For the data below, report only the number of lines containing the string "Give".

[Stored entries]
---
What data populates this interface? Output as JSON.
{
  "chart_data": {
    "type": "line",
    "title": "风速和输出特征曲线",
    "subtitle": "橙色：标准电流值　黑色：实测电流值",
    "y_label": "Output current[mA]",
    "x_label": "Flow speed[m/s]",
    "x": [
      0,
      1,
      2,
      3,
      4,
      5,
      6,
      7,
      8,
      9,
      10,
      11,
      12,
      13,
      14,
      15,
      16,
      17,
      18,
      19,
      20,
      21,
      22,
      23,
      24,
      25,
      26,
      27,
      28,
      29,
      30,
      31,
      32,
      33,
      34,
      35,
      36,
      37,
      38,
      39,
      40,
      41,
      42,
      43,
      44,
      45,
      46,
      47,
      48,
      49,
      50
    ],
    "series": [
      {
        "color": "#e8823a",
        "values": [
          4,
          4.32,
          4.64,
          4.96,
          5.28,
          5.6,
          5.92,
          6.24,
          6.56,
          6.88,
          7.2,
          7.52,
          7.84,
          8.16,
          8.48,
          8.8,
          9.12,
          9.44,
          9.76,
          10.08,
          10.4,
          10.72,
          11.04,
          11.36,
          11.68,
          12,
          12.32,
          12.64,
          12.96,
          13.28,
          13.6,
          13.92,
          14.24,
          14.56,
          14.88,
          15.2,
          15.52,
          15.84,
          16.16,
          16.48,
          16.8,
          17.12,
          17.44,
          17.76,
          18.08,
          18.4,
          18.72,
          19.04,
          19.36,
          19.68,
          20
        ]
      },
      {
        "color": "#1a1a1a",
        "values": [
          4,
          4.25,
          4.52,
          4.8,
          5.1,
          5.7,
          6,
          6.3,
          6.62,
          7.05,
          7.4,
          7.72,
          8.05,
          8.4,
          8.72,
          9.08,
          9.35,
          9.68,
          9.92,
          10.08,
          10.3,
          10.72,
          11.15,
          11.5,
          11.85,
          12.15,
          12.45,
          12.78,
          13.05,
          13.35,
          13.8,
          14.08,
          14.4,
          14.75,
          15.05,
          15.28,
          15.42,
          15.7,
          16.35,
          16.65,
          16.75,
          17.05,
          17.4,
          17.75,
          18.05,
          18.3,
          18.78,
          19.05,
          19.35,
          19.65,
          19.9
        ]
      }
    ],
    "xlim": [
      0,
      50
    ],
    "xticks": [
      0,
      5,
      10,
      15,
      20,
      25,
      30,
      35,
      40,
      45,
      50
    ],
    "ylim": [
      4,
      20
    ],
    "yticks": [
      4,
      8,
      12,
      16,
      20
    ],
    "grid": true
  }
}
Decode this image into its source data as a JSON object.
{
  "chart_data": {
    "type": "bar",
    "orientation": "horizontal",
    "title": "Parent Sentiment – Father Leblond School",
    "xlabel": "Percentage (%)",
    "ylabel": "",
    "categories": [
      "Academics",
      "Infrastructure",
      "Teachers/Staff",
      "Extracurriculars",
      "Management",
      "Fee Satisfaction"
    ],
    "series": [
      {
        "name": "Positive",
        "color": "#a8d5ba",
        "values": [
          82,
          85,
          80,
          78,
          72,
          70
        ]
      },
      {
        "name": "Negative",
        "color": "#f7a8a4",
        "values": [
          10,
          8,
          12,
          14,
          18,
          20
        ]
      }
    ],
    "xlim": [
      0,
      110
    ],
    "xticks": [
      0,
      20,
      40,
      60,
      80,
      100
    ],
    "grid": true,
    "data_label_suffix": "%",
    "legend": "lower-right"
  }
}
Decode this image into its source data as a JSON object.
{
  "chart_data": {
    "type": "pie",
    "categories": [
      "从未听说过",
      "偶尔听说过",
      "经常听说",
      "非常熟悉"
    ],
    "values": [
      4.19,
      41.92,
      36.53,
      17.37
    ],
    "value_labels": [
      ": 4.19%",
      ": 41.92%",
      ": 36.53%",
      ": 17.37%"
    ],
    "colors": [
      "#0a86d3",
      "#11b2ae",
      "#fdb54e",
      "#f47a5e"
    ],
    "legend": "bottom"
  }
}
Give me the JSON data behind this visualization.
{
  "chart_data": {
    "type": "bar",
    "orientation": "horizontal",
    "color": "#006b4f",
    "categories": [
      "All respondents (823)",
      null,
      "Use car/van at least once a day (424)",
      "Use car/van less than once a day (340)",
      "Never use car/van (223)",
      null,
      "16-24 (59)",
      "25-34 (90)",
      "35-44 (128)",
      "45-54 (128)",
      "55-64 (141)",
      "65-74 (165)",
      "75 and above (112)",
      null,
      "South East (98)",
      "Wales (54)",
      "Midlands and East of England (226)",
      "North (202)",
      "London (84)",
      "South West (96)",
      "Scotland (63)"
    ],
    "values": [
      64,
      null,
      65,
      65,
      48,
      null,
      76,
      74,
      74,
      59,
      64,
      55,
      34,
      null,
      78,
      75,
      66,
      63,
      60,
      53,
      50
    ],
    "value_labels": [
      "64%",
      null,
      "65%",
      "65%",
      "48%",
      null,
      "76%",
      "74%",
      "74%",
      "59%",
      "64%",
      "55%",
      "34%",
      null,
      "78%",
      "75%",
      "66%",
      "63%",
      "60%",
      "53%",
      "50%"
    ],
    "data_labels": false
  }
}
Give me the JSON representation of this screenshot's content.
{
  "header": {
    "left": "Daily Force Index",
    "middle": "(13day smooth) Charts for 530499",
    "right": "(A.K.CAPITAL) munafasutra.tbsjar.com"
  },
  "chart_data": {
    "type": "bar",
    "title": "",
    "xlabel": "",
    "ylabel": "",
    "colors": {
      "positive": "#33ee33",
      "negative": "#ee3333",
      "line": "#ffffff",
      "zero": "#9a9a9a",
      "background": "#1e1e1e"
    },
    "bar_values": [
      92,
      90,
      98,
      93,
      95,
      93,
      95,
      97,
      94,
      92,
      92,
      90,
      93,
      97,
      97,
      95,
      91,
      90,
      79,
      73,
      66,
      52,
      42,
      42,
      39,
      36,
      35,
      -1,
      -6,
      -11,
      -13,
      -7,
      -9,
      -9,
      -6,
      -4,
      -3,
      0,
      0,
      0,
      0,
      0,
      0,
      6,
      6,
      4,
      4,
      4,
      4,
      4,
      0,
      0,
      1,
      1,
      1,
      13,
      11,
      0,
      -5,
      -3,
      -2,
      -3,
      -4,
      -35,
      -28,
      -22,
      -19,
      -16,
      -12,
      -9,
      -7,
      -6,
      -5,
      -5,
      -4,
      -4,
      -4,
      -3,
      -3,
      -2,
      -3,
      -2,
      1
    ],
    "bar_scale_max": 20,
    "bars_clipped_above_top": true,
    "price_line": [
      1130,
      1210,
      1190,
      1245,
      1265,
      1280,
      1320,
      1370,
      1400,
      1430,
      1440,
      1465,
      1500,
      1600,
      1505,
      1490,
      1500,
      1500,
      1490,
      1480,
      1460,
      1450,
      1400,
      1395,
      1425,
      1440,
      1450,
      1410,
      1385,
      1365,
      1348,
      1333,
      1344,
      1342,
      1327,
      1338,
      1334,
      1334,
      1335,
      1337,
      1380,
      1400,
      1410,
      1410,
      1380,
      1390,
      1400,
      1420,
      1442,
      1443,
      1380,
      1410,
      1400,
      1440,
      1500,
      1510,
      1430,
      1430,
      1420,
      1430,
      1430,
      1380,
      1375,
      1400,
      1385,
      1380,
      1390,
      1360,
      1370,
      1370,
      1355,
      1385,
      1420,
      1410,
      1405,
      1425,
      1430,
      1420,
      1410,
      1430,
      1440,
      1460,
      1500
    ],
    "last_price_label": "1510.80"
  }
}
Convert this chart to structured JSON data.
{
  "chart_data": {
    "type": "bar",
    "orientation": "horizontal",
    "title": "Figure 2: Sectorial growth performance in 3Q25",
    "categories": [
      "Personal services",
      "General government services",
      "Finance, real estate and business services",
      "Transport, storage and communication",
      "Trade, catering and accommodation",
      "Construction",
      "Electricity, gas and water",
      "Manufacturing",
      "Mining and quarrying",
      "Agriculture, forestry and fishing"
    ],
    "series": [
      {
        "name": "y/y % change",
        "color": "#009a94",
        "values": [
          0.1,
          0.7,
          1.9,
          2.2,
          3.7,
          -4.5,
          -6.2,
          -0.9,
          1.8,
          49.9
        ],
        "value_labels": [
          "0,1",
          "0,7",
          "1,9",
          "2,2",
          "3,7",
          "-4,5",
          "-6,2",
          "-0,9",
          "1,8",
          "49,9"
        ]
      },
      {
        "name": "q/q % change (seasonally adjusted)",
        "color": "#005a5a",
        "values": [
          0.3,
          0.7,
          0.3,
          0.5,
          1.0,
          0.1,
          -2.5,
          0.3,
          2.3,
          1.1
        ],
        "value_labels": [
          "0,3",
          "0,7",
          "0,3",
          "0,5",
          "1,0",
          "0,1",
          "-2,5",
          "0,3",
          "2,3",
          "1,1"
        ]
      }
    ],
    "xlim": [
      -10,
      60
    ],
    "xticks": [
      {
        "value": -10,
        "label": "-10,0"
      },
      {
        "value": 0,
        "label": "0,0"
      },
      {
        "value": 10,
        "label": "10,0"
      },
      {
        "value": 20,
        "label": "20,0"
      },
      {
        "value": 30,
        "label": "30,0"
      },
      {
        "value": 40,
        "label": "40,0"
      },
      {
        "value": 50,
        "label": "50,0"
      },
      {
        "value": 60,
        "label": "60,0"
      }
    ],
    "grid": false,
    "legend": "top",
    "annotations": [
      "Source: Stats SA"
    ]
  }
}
---
(Reply to the exercise):
2